What the exercise asks ▸ Please pull out every line that includes the string "Λοιποί".

Figure record listings:
= = = =

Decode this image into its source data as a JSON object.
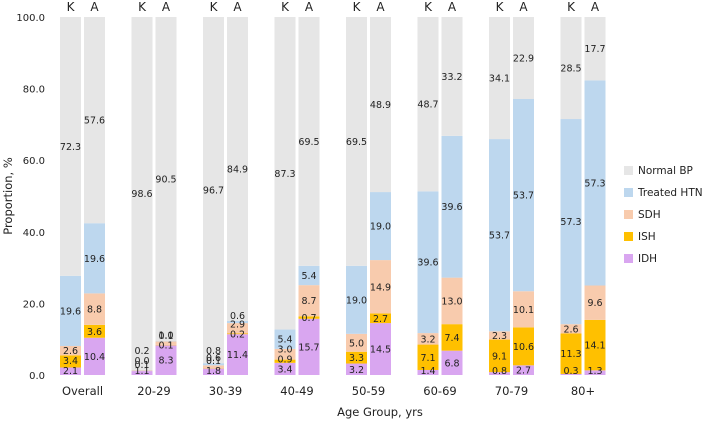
{
  "chart_data": {
    "type": "bar",
    "stacked": true,
    "ylabel": "Proportion, %",
    "xlabel": "Age Group, yrs",
    "ylim": [
      0,
      100
    ],
    "yticks": [
      "0.0",
      "20.0",
      "40.0",
      "60.0",
      "80.0",
      "100.0"
    ],
    "bar_labels": [
      "K",
      "A"
    ],
    "categories": [
      "Overall",
      "20-29",
      "30-39",
      "40-49",
      "50-59",
      "60-69",
      "70-79",
      "80+"
    ],
    "series_order": [
      "IDH",
      "ISH",
      "SDH",
      "Treated HTN",
      "Normal BP"
    ],
    "legend": [
      "Normal BP",
      "Treated HTN",
      "SDH",
      "ISH",
      "IDH"
    ],
    "colors": {
      "Normal BP": "#e6e6e6",
      "Treated HTN": "#bdd7ee",
      "SDH": "#f8cbad",
      "ISH": "#ffc000",
      "IDH": "#d9a6f0"
    },
    "groups": [
      {
        "name": "Overall",
        "K": {
          "IDH": 2.1,
          "ISH": 3.4,
          "SDH": 2.6,
          "Treated HTN": 19.6,
          "Normal BP": 72.3
        },
        "A": {
          "IDH": 10.4,
          "ISH": 3.6,
          "SDH": 8.8,
          "Treated HTN": 19.6,
          "Normal BP": 57.6
        }
      },
      {
        "name": "20-29",
        "K": {
          "IDH": 1.1,
          "ISH": 0.0,
          "SDH": 0.2,
          "Treated HTN": 0.1,
          "Normal BP": 98.6
        },
        "A": {
          "IDH": 8.3,
          "ISH": 0.1,
          "SDH": 1.0,
          "Treated HTN": 0.1,
          "Normal BP": 90.5
        }
      },
      {
        "name": "30-39",
        "K": {
          "IDH": 1.8,
          "ISH": 0.1,
          "SDH": 0.8,
          "Treated HTN": 0.6,
          "Normal BP": 96.7
        },
        "A": {
          "IDH": 11.4,
          "ISH": 0.2,
          "SDH": 2.9,
          "Treated HTN": 0.6,
          "Normal BP": 84.9
        }
      },
      {
        "name": "40-49",
        "K": {
          "IDH": 3.4,
          "ISH": 0.9,
          "SDH": 3.0,
          "Treated HTN": 5.4,
          "Normal BP": 87.3
        },
        "A": {
          "IDH": 15.7,
          "ISH": 0.7,
          "SDH": 8.7,
          "Treated HTN": 5.4,
          "Normal BP": 69.5
        }
      },
      {
        "name": "50-59",
        "K": {
          "IDH": 3.2,
          "ISH": 3.3,
          "SDH": 5.0,
          "Treated HTN": 19.0,
          "Normal BP": 69.5
        },
        "A": {
          "IDH": 14.5,
          "ISH": 2.7,
          "SDH": 14.9,
          "Treated HTN": 19.0,
          "Normal BP": 48.9
        }
      },
      {
        "name": "60-69",
        "K": {
          "IDH": 1.4,
          "ISH": 7.1,
          "SDH": 3.2,
          "Treated HTN": 39.6,
          "Normal BP": 48.7
        },
        "A": {
          "IDH": 6.8,
          "ISH": 7.4,
          "SDH": 13.0,
          "Treated HTN": 39.6,
          "Normal BP": 33.2
        }
      },
      {
        "name": "70-79",
        "K": {
          "IDH": 0.8,
          "ISH": 9.1,
          "SDH": 2.3,
          "Treated HTN": 53.7,
          "Normal BP": 34.1
        },
        "A": {
          "IDH": 2.7,
          "ISH": 10.6,
          "SDH": 10.1,
          "Treated HTN": 53.7,
          "Normal BP": 22.9
        }
      },
      {
        "name": "80+",
        "K": {
          "IDH": 0.3,
          "ISH": 11.3,
          "SDH": 2.6,
          "Treated HTN": 57.3,
          "Normal BP": 28.5
        },
        "A": {
          "IDH": 1.3,
          "ISH": 14.1,
          "SDH": 9.6,
          "Treated HTN": 57.3,
          "Normal BP": 17.7
        }
      }
    ]
  }
}
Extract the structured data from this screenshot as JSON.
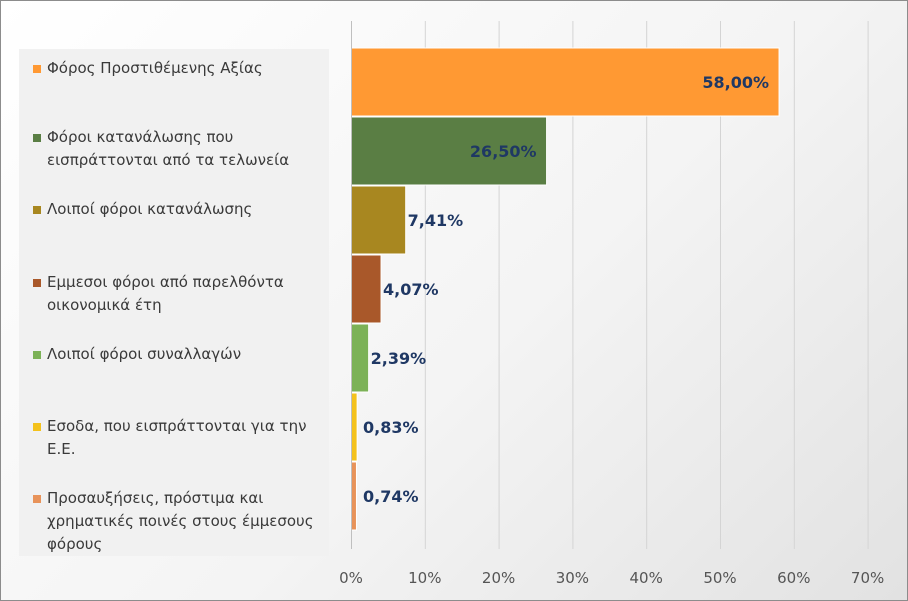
{
  "chart_data": {
    "type": "bar",
    "orientation": "horizontal",
    "title": "",
    "xlabel": "",
    "ylabel": "",
    "xlim": [
      0,
      70
    ],
    "x_ticks": [
      "0%",
      "10%",
      "20%",
      "30%",
      "40%",
      "50%",
      "60%",
      "70%"
    ],
    "grid": "vertical",
    "legend_position": "left",
    "categories": [
      "Φόρος Προστιθέμενης Αξίας",
      "Φόροι κατανάλωσης που\nεισπράττονται από τα τελωνεία",
      "Λοιποί φόροι κατανάλωσης",
      "Εμμεσοι φόροι από παρελθόντα\nοικονομικά έτη",
      "Λοιποί φόροι συναλλαγών",
      "Εσοδα, που εισπράττονται για την\nΕ.Ε.",
      "Προσαυξήσεις, πρόστιμα και\nχρηματικές ποινές στους έμμεσους\nφόρους"
    ],
    "values": [
      58.0,
      26.5,
      7.41,
      4.07,
      2.39,
      0.83,
      0.74
    ],
    "data_labels": [
      "58,00%",
      "26,50%",
      "7,41%",
      "4,07%",
      "2,39%",
      "0,83%",
      "0,74%"
    ],
    "colors": [
      "#ff9933",
      "#5a7e44",
      "#a88720",
      "#a9582a",
      "#7cb257",
      "#f4c21c",
      "#e8935a"
    ]
  }
}
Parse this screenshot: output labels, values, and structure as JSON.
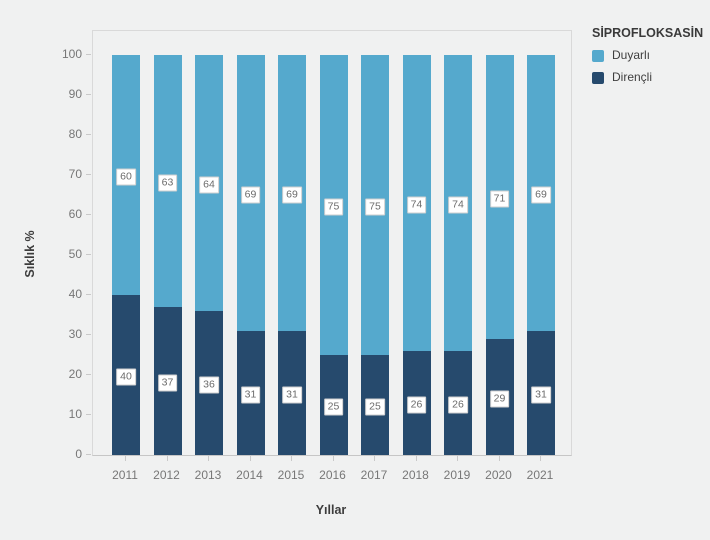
{
  "page": {
    "background": "#f0f1f1"
  },
  "chart_data": {
    "type": "bar",
    "stacked": true,
    "orientation": "vertical",
    "categories": [
      "2011",
      "2012",
      "2013",
      "2014",
      "2015",
      "2016",
      "2017",
      "2018",
      "2019",
      "2020",
      "2021"
    ],
    "series": [
      {
        "name": "Duyarlı",
        "color": "#55a9cd",
        "values": [
          60,
          63,
          64,
          69,
          69,
          75,
          75,
          74,
          74,
          71,
          69
        ]
      },
      {
        "name": "Dirençli",
        "color": "#264a6d",
        "values": [
          40,
          37,
          36,
          31,
          31,
          25,
          25,
          26,
          26,
          29,
          31
        ]
      }
    ],
    "stack_order_bottom_to_top": [
      "Dirençli",
      "Duyarlı"
    ],
    "title": "",
    "xlabel": "Yıllar",
    "ylabel": "Sıklık %",
    "ylim": [
      0,
      100
    ],
    "yticks": [
      0,
      10,
      20,
      30,
      40,
      50,
      60,
      70,
      80,
      90,
      100
    ],
    "grid": false,
    "bar_value_labels": true,
    "legend_position": "top-right"
  },
  "legend": {
    "title": "SİPROFLOKSASİN",
    "items": [
      {
        "label": "Duyarlı",
        "color": "#55a9cd"
      },
      {
        "label": "Dirençli",
        "color": "#264a6d"
      }
    ]
  },
  "axes": {
    "y_title": "Sıklık %",
    "x_title": "Yıllar"
  }
}
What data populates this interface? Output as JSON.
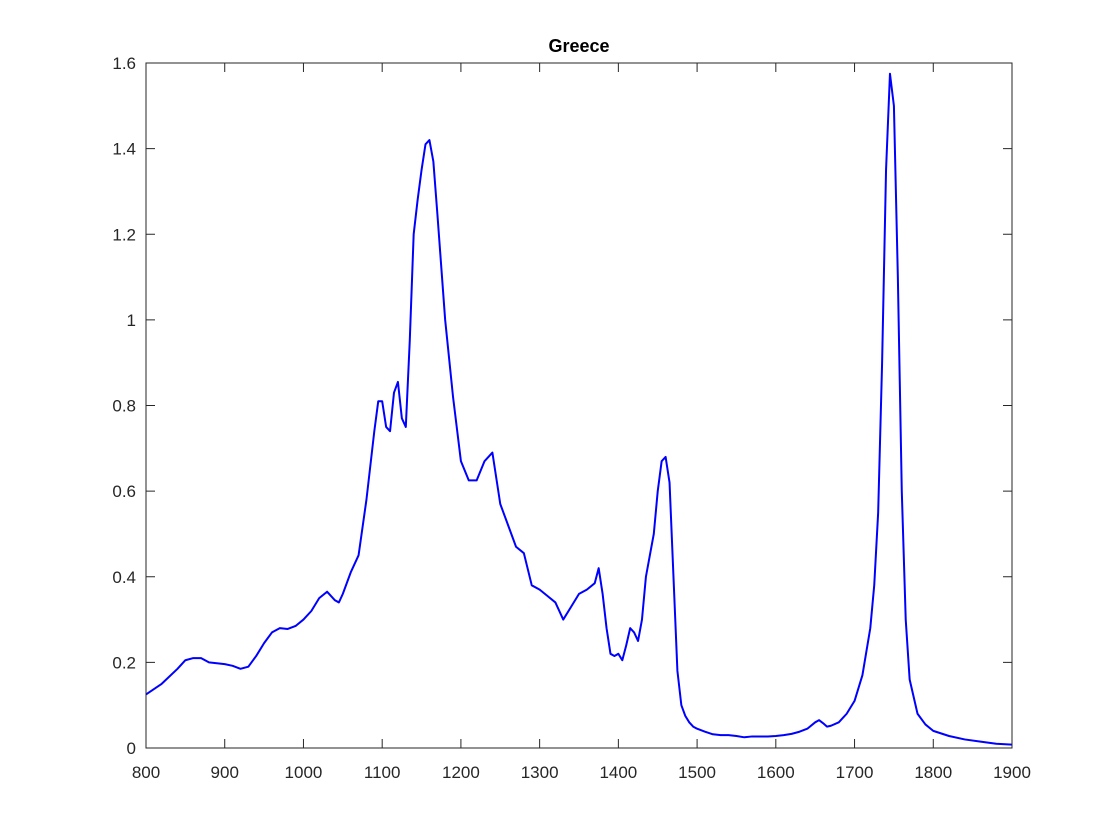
{
  "chart_data": {
    "type": "line",
    "title": "Greece",
    "xlabel": "",
    "ylabel": "",
    "xlim": [
      800,
      1900
    ],
    "ylim": [
      0,
      1.6
    ],
    "xticks": [
      "800",
      "900",
      "1000",
      "1100",
      "1200",
      "1300",
      "1400",
      "1500",
      "1600",
      "1700",
      "1800",
      "1900"
    ],
    "yticks": [
      "0",
      "0.2",
      "0.4",
      "0.6",
      "0.8",
      "1",
      "1.2",
      "1.4",
      "1.6"
    ],
    "grid": false,
    "line_color": "#0000ff",
    "axes_color": "#262626",
    "series": [
      {
        "x": [
          800,
          820,
          840,
          850,
          860,
          870,
          880,
          890,
          900,
          910,
          920,
          930,
          940,
          950,
          960,
          970,
          980,
          990,
          1000,
          1010,
          1020,
          1030,
          1040,
          1045,
          1050,
          1060,
          1070,
          1080,
          1090,
          1095,
          1100,
          1105,
          1110,
          1115,
          1120,
          1125,
          1130,
          1135,
          1140,
          1145,
          1150,
          1155,
          1160,
          1165,
          1170,
          1180,
          1190,
          1200,
          1210,
          1220,
          1230,
          1240,
          1250,
          1260,
          1270,
          1280,
          1290,
          1300,
          1310,
          1320,
          1330,
          1340,
          1350,
          1360,
          1370,
          1375,
          1380,
          1385,
          1390,
          1395,
          1400,
          1405,
          1410,
          1415,
          1420,
          1425,
          1430,
          1435,
          1440,
          1445,
          1450,
          1455,
          1460,
          1465,
          1470,
          1475,
          1480,
          1485,
          1490,
          1495,
          1500,
          1510,
          1520,
          1530,
          1540,
          1550,
          1560,
          1570,
          1580,
          1590,
          1600,
          1610,
          1620,
          1630,
          1640,
          1650,
          1655,
          1660,
          1665,
          1670,
          1680,
          1690,
          1700,
          1710,
          1720,
          1725,
          1730,
          1735,
          1740,
          1745,
          1750,
          1755,
          1760,
          1765,
          1770,
          1780,
          1790,
          1800,
          1820,
          1840,
          1860,
          1880,
          1900
        ],
        "y": [
          0.125,
          0.15,
          0.185,
          0.205,
          0.21,
          0.21,
          0.2,
          0.198,
          0.196,
          0.192,
          0.185,
          0.19,
          0.215,
          0.245,
          0.27,
          0.28,
          0.278,
          0.285,
          0.3,
          0.32,
          0.35,
          0.365,
          0.345,
          0.34,
          0.36,
          0.41,
          0.45,
          0.58,
          0.74,
          0.81,
          0.81,
          0.75,
          0.74,
          0.83,
          0.855,
          0.77,
          0.75,
          0.95,
          1.2,
          1.28,
          1.35,
          1.41,
          1.42,
          1.37,
          1.25,
          1.0,
          0.82,
          0.67,
          0.625,
          0.625,
          0.67,
          0.69,
          0.57,
          0.52,
          0.47,
          0.455,
          0.38,
          0.37,
          0.355,
          0.34,
          0.3,
          0.33,
          0.36,
          0.37,
          0.385,
          0.42,
          0.36,
          0.28,
          0.22,
          0.215,
          0.22,
          0.205,
          0.24,
          0.28,
          0.27,
          0.25,
          0.3,
          0.4,
          0.45,
          0.5,
          0.6,
          0.67,
          0.68,
          0.62,
          0.4,
          0.18,
          0.1,
          0.075,
          0.06,
          0.05,
          0.045,
          0.038,
          0.032,
          0.03,
          0.03,
          0.028,
          0.025,
          0.027,
          0.027,
          0.027,
          0.028,
          0.03,
          0.033,
          0.038,
          0.045,
          0.06,
          0.065,
          0.058,
          0.05,
          0.052,
          0.06,
          0.08,
          0.11,
          0.17,
          0.28,
          0.38,
          0.55,
          0.9,
          1.35,
          1.575,
          1.5,
          1.1,
          0.6,
          0.3,
          0.16,
          0.08,
          0.055,
          0.04,
          0.028,
          0.02,
          0.015,
          0.01,
          0.008
        ]
      }
    ]
  }
}
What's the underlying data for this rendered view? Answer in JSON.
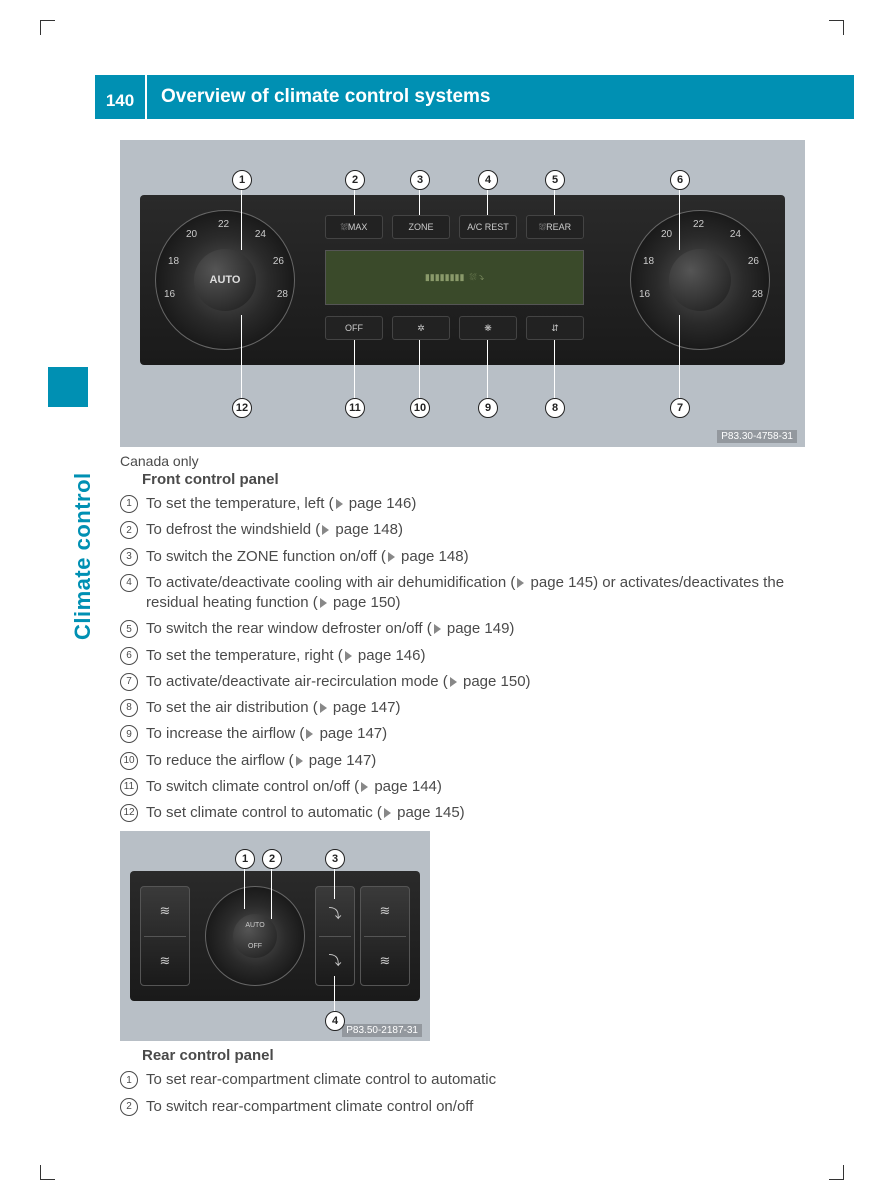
{
  "page_number": "140",
  "page_title": "Overview of climate control systems",
  "side_tab": "Climate control",
  "figure1": {
    "code": "P83.30-4758-31",
    "dial_center_left": "AUTO",
    "dial_numbers": [
      "16",
      "18",
      "20",
      "22",
      "24",
      "26",
      "28"
    ],
    "buttons_top": [
      "⛆MAX",
      "ZONE",
      "A/C REST",
      "⛆REAR"
    ],
    "buttons_bottom": [
      "OFF",
      "✲",
      "❋",
      "⇵"
    ],
    "callouts": {
      "1": "1",
      "2": "2",
      "3": "3",
      "4": "4",
      "5": "5",
      "6": "6",
      "7": "7",
      "8": "8",
      "9": "9",
      "10": "10",
      "11": "11",
      "12": "12"
    }
  },
  "caption1": "Canada only",
  "subhead1": "Front control panel",
  "legend1": [
    {
      "n": "1",
      "t": "To set the temperature, left (▷ page 146)"
    },
    {
      "n": "2",
      "t": "To defrost the windshield (▷ page 148)"
    },
    {
      "n": "3",
      "t": "To switch the ZONE function on/off (▷ page 148)"
    },
    {
      "n": "4",
      "t": "To activate/deactivate cooling with air dehumidification (▷ page 145) or activates/deactivates the residual heating function (▷ page 150)"
    },
    {
      "n": "5",
      "t": "To switch the rear window defroster on/off (▷ page 149)"
    },
    {
      "n": "6",
      "t": "To set the temperature, right (▷ page 146)"
    },
    {
      "n": "7",
      "t": "To activate/deactivate air-recirculation mode (▷ page 150)"
    },
    {
      "n": "8",
      "t": "To set the air distribution (▷ page 147)"
    },
    {
      "n": "9",
      "t": "To increase the airflow (▷ page 147)"
    },
    {
      "n": "10",
      "t": "To reduce the airflow (▷ page 147)"
    },
    {
      "n": "11",
      "t": "To switch climate control on/off (▷ page 144)"
    },
    {
      "n": "12",
      "t": "To set climate control to automatic (▷ page 145)"
    }
  ],
  "figure2": {
    "code": "P83.50-2187-31",
    "dial_labels": {
      "top": "AUTO",
      "bottom": "OFF"
    },
    "callouts": {
      "1": "1",
      "2": "2",
      "3": "3",
      "4": "4"
    }
  },
  "subhead2": "Rear control panel",
  "legend2": [
    {
      "n": "1",
      "t": "To set rear-compartment climate control to automatic"
    },
    {
      "n": "2",
      "t": "To switch rear-compartment climate control on/off"
    }
  ]
}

= = = =

Task solution ▸
      "Λοιποί φόροι κατανάλωσης",
      "Λοιποί φόροι συναλλαγών",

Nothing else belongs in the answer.